What you need to do: Repeat every record below exactly as written.

Data for this task:
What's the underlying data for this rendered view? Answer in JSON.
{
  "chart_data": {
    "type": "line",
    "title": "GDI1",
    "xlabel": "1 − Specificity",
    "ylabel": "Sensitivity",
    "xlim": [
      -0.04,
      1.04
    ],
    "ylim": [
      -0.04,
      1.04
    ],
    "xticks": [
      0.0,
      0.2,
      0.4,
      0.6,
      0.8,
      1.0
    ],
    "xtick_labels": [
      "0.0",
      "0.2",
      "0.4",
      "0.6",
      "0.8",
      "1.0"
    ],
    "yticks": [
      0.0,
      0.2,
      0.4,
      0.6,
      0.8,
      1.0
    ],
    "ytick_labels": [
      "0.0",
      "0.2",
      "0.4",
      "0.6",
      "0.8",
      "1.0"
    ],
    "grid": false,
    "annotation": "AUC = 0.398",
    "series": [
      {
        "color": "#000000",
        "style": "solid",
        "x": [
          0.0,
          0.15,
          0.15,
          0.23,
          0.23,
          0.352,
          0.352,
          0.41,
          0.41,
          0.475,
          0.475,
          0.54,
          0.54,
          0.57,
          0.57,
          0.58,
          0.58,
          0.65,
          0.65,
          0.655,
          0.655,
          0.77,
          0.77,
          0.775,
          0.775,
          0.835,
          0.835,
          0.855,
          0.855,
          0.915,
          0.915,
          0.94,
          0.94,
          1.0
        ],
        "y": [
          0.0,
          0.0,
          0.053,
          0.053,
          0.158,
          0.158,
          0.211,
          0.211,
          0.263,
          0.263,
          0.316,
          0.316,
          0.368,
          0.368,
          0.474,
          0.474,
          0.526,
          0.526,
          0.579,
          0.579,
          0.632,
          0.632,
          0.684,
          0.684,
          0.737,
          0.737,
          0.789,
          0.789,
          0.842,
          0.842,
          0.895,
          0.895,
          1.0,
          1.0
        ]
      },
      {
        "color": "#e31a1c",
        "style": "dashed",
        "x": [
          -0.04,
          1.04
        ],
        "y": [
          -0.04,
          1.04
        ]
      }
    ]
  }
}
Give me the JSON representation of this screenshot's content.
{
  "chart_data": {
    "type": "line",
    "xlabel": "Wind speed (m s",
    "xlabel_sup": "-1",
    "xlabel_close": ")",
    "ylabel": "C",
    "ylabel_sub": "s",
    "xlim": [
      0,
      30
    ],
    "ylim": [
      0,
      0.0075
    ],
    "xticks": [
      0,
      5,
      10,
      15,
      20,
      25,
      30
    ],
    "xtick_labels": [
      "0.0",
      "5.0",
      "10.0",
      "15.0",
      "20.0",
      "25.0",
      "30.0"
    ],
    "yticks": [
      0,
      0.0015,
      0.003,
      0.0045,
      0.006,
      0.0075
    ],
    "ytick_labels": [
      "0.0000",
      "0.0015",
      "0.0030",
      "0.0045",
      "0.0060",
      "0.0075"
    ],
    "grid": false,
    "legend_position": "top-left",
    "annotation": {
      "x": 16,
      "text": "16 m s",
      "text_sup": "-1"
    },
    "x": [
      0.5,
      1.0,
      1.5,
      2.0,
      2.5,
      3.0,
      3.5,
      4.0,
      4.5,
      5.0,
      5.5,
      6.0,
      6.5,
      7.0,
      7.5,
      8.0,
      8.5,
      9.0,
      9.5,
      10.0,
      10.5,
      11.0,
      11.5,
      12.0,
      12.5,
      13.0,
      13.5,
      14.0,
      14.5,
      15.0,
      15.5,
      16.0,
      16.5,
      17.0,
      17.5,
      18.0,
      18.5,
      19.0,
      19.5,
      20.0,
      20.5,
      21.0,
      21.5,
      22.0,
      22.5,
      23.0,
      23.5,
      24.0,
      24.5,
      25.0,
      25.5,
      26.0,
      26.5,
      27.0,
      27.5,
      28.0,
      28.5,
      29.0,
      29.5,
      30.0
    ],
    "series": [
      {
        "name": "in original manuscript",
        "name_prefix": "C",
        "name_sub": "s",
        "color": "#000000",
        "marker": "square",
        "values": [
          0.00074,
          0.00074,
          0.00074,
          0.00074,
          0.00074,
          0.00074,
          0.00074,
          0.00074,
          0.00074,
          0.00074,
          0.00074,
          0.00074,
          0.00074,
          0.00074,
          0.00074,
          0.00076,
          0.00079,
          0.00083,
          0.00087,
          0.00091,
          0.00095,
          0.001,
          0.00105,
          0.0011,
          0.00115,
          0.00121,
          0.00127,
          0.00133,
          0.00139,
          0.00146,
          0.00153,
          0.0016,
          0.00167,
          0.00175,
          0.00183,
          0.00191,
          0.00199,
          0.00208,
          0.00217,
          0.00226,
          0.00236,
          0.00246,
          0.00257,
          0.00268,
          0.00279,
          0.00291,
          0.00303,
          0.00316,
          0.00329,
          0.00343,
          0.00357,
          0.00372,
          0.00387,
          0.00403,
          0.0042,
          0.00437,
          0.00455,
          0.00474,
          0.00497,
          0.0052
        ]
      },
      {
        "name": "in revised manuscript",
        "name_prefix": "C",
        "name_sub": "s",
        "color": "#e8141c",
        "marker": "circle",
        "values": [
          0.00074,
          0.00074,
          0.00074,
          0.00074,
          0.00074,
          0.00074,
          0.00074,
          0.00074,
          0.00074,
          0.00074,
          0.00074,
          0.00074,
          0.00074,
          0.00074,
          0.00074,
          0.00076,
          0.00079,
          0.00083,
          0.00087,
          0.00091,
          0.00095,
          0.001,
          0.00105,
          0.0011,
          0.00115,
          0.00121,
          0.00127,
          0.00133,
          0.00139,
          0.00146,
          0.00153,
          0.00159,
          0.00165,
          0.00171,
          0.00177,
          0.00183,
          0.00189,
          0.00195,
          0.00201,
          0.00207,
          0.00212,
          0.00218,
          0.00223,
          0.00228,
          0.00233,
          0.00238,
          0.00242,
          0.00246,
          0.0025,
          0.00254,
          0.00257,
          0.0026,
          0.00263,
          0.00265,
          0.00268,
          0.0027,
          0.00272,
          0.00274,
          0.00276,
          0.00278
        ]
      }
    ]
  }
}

Response below:
What's the underlying data for this rendered view? Answer in JSON.
{
  "chart_data": {
    "type": "line",
    "title": "GDI1",
    "xlabel": "1 − Specificity",
    "ylabel": "Sensitivity",
    "xlim": [
      -0.04,
      1.04
    ],
    "ylim": [
      -0.04,
      1.04
    ],
    "xticks": [
      0.0,
      0.2,
      0.4,
      0.6,
      0.8,
      1.0
    ],
    "xtick_labels": [
      "0.0",
      "0.2",
      "0.4",
      "0.6",
      "0.8",
      "1.0"
    ],
    "yticks": [
      0.0,
      0.2,
      0.4,
      0.6,
      0.8,
      1.0
    ],
    "ytick_labels": [
      "0.0",
      "0.2",
      "0.4",
      "0.6",
      "0.8",
      "1.0"
    ],
    "grid": false,
    "annotation": "AUC = 0.398",
    "series": [
      {
        "color": "#000000",
        "style": "solid",
        "x": [
          0.0,
          0.15,
          0.15,
          0.23,
          0.23,
          0.352,
          0.352,
          0.41,
          0.41,
          0.475,
          0.475,
          0.54,
          0.54,
          0.57,
          0.57,
          0.58,
          0.58,
          0.65,
          0.65,
          0.655,
          0.655,
          0.77,
          0.77,
          0.775,
          0.775,
          0.835,
          0.835,
          0.855,
          0.855,
          0.915,
          0.915,
          0.94,
          0.94,
          1.0
        ],
        "y": [
          0.0,
          0.0,
          0.053,
          0.053,
          0.158,
          0.158,
          0.211,
          0.211,
          0.263,
          0.263,
          0.316,
          0.316,
          0.368,
          0.368,
          0.474,
          0.474,
          0.526,
          0.526,
          0.579,
          0.579,
          0.632,
          0.632,
          0.684,
          0.684,
          0.737,
          0.737,
          0.789,
          0.789,
          0.842,
          0.842,
          0.895,
          0.895,
          1.0,
          1.0
        ]
      },
      {
        "color": "#e31a1c",
        "style": "dashed",
        "x": [
          -0.04,
          1.04
        ],
        "y": [
          -0.04,
          1.04
        ]
      }
    ]
  }
}
Give me the JSON representation of this screenshot's content.
{
  "chart_data": {
    "type": "line",
    "xlabel": "Wind speed (m s",
    "xlabel_sup": "-1",
    "xlabel_close": ")",
    "ylabel": "C",
    "ylabel_sub": "s",
    "xlim": [
      0,
      30
    ],
    "ylim": [
      0,
      0.0075
    ],
    "xticks": [
      0,
      5,
      10,
      15,
      20,
      25,
      30
    ],
    "xtick_labels": [
      "0.0",
      "5.0",
      "10.0",
      "15.0",
      "20.0",
      "25.0",
      "30.0"
    ],
    "yticks": [
      0,
      0.0015,
      0.003,
      0.0045,
      0.006,
      0.0075
    ],
    "ytick_labels": [
      "0.0000",
      "0.0015",
      "0.0030",
      "0.0045",
      "0.0060",
      "0.0075"
    ],
    "grid": false,
    "legend_position": "top-left",
    "annotation": {
      "x": 16,
      "text": "16 m s",
      "text_sup": "-1"
    },
    "x": [
      0.5,
      1.0,
      1.5,
      2.0,
      2.5,
      3.0,
      3.5,
      4.0,
      4.5,
      5.0,
      5.5,
      6.0,
      6.5,
      7.0,
      7.5,
      8.0,
      8.5,
      9.0,
      9.5,
      10.0,
      10.5,
      11.0,
      11.5,
      12.0,
      12.5,
      13.0,
      13.5,
      14.0,
      14.5,
      15.0,
      15.5,
      16.0,
      16.5,
      17.0,
      17.5,
      18.0,
      18.5,
      19.0,
      19.5,
      20.0,
      20.5,
      21.0,
      21.5,
      22.0,
      22.5,
      23.0,
      23.5,
      24.0,
      24.5,
      25.0,
      25.5,
      26.0,
      26.5,
      27.0,
      27.5,
      28.0,
      28.5,
      29.0,
      29.5,
      30.0
    ],
    "series": [
      {
        "name": "in original manuscript",
        "name_prefix": "C",
        "name_sub": "s",
        "color": "#000000",
        "marker": "square",
        "values": [
          0.00074,
          0.00074,
          0.00074,
          0.00074,
          0.00074,
          0.00074,
          0.00074,
          0.00074,
          0.00074,
          0.00074,
          0.00074,
          0.00074,
          0.00074,
          0.00074,
          0.00074,
          0.00076,
          0.00079,
          0.00083,
          0.00087,
          0.00091,
          0.00095,
          0.001,
          0.00105,
          0.0011,
          0.00115,
          0.00121,
          0.00127,
          0.00133,
          0.00139,
          0.00146,
          0.00153,
          0.0016,
          0.00167,
          0.00175,
          0.00183,
          0.00191,
          0.00199,
          0.00208,
          0.00217,
          0.00226,
          0.00236,
          0.00246,
          0.00257,
          0.00268,
          0.00279,
          0.00291,
          0.00303,
          0.00316,
          0.00329,
          0.00343,
          0.00357,
          0.00372,
          0.00387,
          0.00403,
          0.0042,
          0.00437,
          0.00455,
          0.00474,
          0.00497,
          0.0052
        ]
      },
      {
        "name": "in revised manuscript",
        "name_prefix": "C",
        "name_sub": "s",
        "color": "#e8141c",
        "marker": "circle",
        "values": [
          0.00074,
          0.00074,
          0.00074,
          0.00074,
          0.00074,
          0.00074,
          0.00074,
          0.00074,
          0.00074,
          0.00074,
          0.00074,
          0.00074,
          0.00074,
          0.00074,
          0.00074,
          0.00076,
          0.00079,
          0.00083,
          0.00087,
          0.00091,
          0.00095,
          0.001,
          0.00105,
          0.0011,
          0.00115,
          0.00121,
          0.00127,
          0.00133,
          0.00139,
          0.00146,
          0.00153,
          0.00159,
          0.00165,
          0.00171,
          0.00177,
          0.00183,
          0.00189,
          0.00195,
          0.00201,
          0.00207,
          0.00212,
          0.00218,
          0.00223,
          0.00228,
          0.00233,
          0.00238,
          0.00242,
          0.00246,
          0.0025,
          0.00254,
          0.00257,
          0.0026,
          0.00263,
          0.00265,
          0.00268,
          0.0027,
          0.00272,
          0.00274,
          0.00276,
          0.00278
        ]
      }
    ]
  }
}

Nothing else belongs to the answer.